(Extracted records)
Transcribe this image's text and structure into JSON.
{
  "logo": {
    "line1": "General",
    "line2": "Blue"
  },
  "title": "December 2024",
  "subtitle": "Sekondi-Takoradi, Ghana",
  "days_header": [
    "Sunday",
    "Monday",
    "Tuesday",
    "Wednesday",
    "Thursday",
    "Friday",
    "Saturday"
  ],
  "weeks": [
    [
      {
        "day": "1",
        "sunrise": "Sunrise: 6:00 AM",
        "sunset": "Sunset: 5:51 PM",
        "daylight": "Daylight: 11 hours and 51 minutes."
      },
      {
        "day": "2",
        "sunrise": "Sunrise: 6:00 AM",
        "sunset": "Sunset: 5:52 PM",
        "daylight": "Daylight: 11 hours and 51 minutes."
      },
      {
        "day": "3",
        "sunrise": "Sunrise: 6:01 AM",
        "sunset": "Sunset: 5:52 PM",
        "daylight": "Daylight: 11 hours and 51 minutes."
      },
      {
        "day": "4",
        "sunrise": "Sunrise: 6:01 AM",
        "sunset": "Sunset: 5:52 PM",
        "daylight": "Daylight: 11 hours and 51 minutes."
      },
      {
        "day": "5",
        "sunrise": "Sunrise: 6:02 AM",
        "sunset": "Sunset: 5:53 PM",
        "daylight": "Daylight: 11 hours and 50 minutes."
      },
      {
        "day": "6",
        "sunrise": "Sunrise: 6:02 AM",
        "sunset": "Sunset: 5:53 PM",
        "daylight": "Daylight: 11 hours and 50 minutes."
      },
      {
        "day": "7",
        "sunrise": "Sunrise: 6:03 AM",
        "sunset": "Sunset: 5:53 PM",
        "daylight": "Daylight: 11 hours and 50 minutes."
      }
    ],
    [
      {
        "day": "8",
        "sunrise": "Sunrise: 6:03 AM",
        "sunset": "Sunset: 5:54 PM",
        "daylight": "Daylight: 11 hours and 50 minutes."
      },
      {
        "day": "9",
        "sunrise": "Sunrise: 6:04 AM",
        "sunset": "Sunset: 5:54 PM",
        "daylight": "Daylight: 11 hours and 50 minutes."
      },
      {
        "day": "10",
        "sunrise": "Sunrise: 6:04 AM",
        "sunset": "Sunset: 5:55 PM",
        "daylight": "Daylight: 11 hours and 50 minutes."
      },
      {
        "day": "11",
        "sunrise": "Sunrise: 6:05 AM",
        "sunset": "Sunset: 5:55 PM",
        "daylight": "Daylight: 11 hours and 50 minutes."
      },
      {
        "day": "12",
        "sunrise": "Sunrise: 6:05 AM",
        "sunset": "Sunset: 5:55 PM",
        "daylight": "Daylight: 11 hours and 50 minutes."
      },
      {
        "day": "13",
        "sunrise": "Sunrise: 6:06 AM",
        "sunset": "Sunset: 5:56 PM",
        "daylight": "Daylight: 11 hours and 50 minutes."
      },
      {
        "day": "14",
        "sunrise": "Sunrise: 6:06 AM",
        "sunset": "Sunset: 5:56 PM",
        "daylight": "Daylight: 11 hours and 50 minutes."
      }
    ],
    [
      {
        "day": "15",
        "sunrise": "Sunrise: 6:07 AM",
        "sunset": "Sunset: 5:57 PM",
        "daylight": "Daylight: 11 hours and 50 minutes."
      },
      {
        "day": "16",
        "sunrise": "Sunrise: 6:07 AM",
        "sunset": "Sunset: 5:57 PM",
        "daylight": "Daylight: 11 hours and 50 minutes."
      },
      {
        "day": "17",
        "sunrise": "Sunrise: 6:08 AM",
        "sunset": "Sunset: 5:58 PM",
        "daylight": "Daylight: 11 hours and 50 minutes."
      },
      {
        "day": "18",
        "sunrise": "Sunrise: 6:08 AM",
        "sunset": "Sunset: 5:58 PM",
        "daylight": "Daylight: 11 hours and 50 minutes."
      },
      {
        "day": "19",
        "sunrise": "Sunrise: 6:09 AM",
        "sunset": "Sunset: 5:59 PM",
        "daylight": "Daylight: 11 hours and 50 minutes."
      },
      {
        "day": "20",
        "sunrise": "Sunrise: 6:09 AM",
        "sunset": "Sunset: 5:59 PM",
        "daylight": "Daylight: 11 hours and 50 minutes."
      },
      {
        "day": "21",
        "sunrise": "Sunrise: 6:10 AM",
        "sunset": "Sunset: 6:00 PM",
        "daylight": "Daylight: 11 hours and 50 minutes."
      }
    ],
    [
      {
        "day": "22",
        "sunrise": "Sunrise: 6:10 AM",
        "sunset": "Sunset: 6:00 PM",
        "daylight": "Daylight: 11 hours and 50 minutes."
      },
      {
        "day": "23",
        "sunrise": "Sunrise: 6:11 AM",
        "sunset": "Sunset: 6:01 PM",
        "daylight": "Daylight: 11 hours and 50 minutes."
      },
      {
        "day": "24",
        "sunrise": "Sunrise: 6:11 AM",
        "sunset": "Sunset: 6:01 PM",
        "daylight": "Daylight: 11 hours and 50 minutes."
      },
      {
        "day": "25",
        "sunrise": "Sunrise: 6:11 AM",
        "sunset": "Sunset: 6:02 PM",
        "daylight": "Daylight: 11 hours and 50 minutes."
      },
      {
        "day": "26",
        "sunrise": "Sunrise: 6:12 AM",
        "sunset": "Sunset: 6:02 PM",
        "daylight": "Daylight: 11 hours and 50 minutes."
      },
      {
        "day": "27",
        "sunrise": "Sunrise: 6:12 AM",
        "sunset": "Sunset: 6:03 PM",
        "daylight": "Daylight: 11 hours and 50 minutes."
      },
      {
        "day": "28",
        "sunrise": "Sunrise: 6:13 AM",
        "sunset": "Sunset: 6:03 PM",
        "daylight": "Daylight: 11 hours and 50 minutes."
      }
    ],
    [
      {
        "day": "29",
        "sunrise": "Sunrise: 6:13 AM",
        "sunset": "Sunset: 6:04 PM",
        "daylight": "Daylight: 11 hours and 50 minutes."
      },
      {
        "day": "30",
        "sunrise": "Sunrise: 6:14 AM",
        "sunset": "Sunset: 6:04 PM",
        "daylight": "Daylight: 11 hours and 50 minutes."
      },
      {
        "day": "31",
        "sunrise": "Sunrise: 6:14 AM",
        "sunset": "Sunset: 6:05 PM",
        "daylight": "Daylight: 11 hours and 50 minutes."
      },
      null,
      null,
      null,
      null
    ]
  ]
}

**AIM**
Output the full listing without altering anything.

**TASK RESPONSE**
Transcribe this image's text and structure into JSON.
{
  "logo": {
    "line1": "General",
    "line2": "Blue"
  },
  "title": "December 2024",
  "subtitle": "Sekondi-Takoradi, Ghana",
  "days_header": [
    "Sunday",
    "Monday",
    "Tuesday",
    "Wednesday",
    "Thursday",
    "Friday",
    "Saturday"
  ],
  "weeks": [
    [
      {
        "day": "1",
        "sunrise": "Sunrise: 6:00 AM",
        "sunset": "Sunset: 5:51 PM",
        "daylight": "Daylight: 11 hours and 51 minutes."
      },
      {
        "day": "2",
        "sunrise": "Sunrise: 6:00 AM",
        "sunset": "Sunset: 5:52 PM",
        "daylight": "Daylight: 11 hours and 51 minutes."
      },
      {
        "day": "3",
        "sunrise": "Sunrise: 6:01 AM",
        "sunset": "Sunset: 5:52 PM",
        "daylight": "Daylight: 11 hours and 51 minutes."
      },
      {
        "day": "4",
        "sunrise": "Sunrise: 6:01 AM",
        "sunset": "Sunset: 5:52 PM",
        "daylight": "Daylight: 11 hours and 51 minutes."
      },
      {
        "day": "5",
        "sunrise": "Sunrise: 6:02 AM",
        "sunset": "Sunset: 5:53 PM",
        "daylight": "Daylight: 11 hours and 50 minutes."
      },
      {
        "day": "6",
        "sunrise": "Sunrise: 6:02 AM",
        "sunset": "Sunset: 5:53 PM",
        "daylight": "Daylight: 11 hours and 50 minutes."
      },
      {
        "day": "7",
        "sunrise": "Sunrise: 6:03 AM",
        "sunset": "Sunset: 5:53 PM",
        "daylight": "Daylight: 11 hours and 50 minutes."
      }
    ],
    [
      {
        "day": "8",
        "sunrise": "Sunrise: 6:03 AM",
        "sunset": "Sunset: 5:54 PM",
        "daylight": "Daylight: 11 hours and 50 minutes."
      },
      {
        "day": "9",
        "sunrise": "Sunrise: 6:04 AM",
        "sunset": "Sunset: 5:54 PM",
        "daylight": "Daylight: 11 hours and 50 minutes."
      },
      {
        "day": "10",
        "sunrise": "Sunrise: 6:04 AM",
        "sunset": "Sunset: 5:55 PM",
        "daylight": "Daylight: 11 hours and 50 minutes."
      },
      {
        "day": "11",
        "sunrise": "Sunrise: 6:05 AM",
        "sunset": "Sunset: 5:55 PM",
        "daylight": "Daylight: 11 hours and 50 minutes."
      },
      {
        "day": "12",
        "sunrise": "Sunrise: 6:05 AM",
        "sunset": "Sunset: 5:55 PM",
        "daylight": "Daylight: 11 hours and 50 minutes."
      },
      {
        "day": "13",
        "sunrise": "Sunrise: 6:06 AM",
        "sunset": "Sunset: 5:56 PM",
        "daylight": "Daylight: 11 hours and 50 minutes."
      },
      {
        "day": "14",
        "sunrise": "Sunrise: 6:06 AM",
        "sunset": "Sunset: 5:56 PM",
        "daylight": "Daylight: 11 hours and 50 minutes."
      }
    ],
    [
      {
        "day": "15",
        "sunrise": "Sunrise: 6:07 AM",
        "sunset": "Sunset: 5:57 PM",
        "daylight": "Daylight: 11 hours and 50 minutes."
      },
      {
        "day": "16",
        "sunrise": "Sunrise: 6:07 AM",
        "sunset": "Sunset: 5:57 PM",
        "daylight": "Daylight: 11 hours and 50 minutes."
      },
      {
        "day": "17",
        "sunrise": "Sunrise: 6:08 AM",
        "sunset": "Sunset: 5:58 PM",
        "daylight": "Daylight: 11 hours and 50 minutes."
      },
      {
        "day": "18",
        "sunrise": "Sunrise: 6:08 AM",
        "sunset": "Sunset: 5:58 PM",
        "daylight": "Daylight: 11 hours and 50 minutes."
      },
      {
        "day": "19",
        "sunrise": "Sunrise: 6:09 AM",
        "sunset": "Sunset: 5:59 PM",
        "daylight": "Daylight: 11 hours and 50 minutes."
      },
      {
        "day": "20",
        "sunrise": "Sunrise: 6:09 AM",
        "sunset": "Sunset: 5:59 PM",
        "daylight": "Daylight: 11 hours and 50 minutes."
      },
      {
        "day": "21",
        "sunrise": "Sunrise: 6:10 AM",
        "sunset": "Sunset: 6:00 PM",
        "daylight": "Daylight: 11 hours and 50 minutes."
      }
    ],
    [
      {
        "day": "22",
        "sunrise": "Sunrise: 6:10 AM",
        "sunset": "Sunset: 6:00 PM",
        "daylight": "Daylight: 11 hours and 50 minutes."
      },
      {
        "day": "23",
        "sunrise": "Sunrise: 6:11 AM",
        "sunset": "Sunset: 6:01 PM",
        "daylight": "Daylight: 11 hours and 50 minutes."
      },
      {
        "day": "24",
        "sunrise": "Sunrise: 6:11 AM",
        "sunset": "Sunset: 6:01 PM",
        "daylight": "Daylight: 11 hours and 50 minutes."
      },
      {
        "day": "25",
        "sunrise": "Sunrise: 6:11 AM",
        "sunset": "Sunset: 6:02 PM",
        "daylight": "Daylight: 11 hours and 50 minutes."
      },
      {
        "day": "26",
        "sunrise": "Sunrise: 6:12 AM",
        "sunset": "Sunset: 6:02 PM",
        "daylight": "Daylight: 11 hours and 50 minutes."
      },
      {
        "day": "27",
        "sunrise": "Sunrise: 6:12 AM",
        "sunset": "Sunset: 6:03 PM",
        "daylight": "Daylight: 11 hours and 50 minutes."
      },
      {
        "day": "28",
        "sunrise": "Sunrise: 6:13 AM",
        "sunset": "Sunset: 6:03 PM",
        "daylight": "Daylight: 11 hours and 50 minutes."
      }
    ],
    [
      {
        "day": "29",
        "sunrise": "Sunrise: 6:13 AM",
        "sunset": "Sunset: 6:04 PM",
        "daylight": "Daylight: 11 hours and 50 minutes."
      },
      {
        "day": "30",
        "sunrise": "Sunrise: 6:14 AM",
        "sunset": "Sunset: 6:04 PM",
        "daylight": "Daylight: 11 hours and 50 minutes."
      },
      {
        "day": "31",
        "sunrise": "Sunrise: 6:14 AM",
        "sunset": "Sunset: 6:05 PM",
        "daylight": "Daylight: 11 hours and 50 minutes."
      },
      null,
      null,
      null,
      null
    ]
  ]
}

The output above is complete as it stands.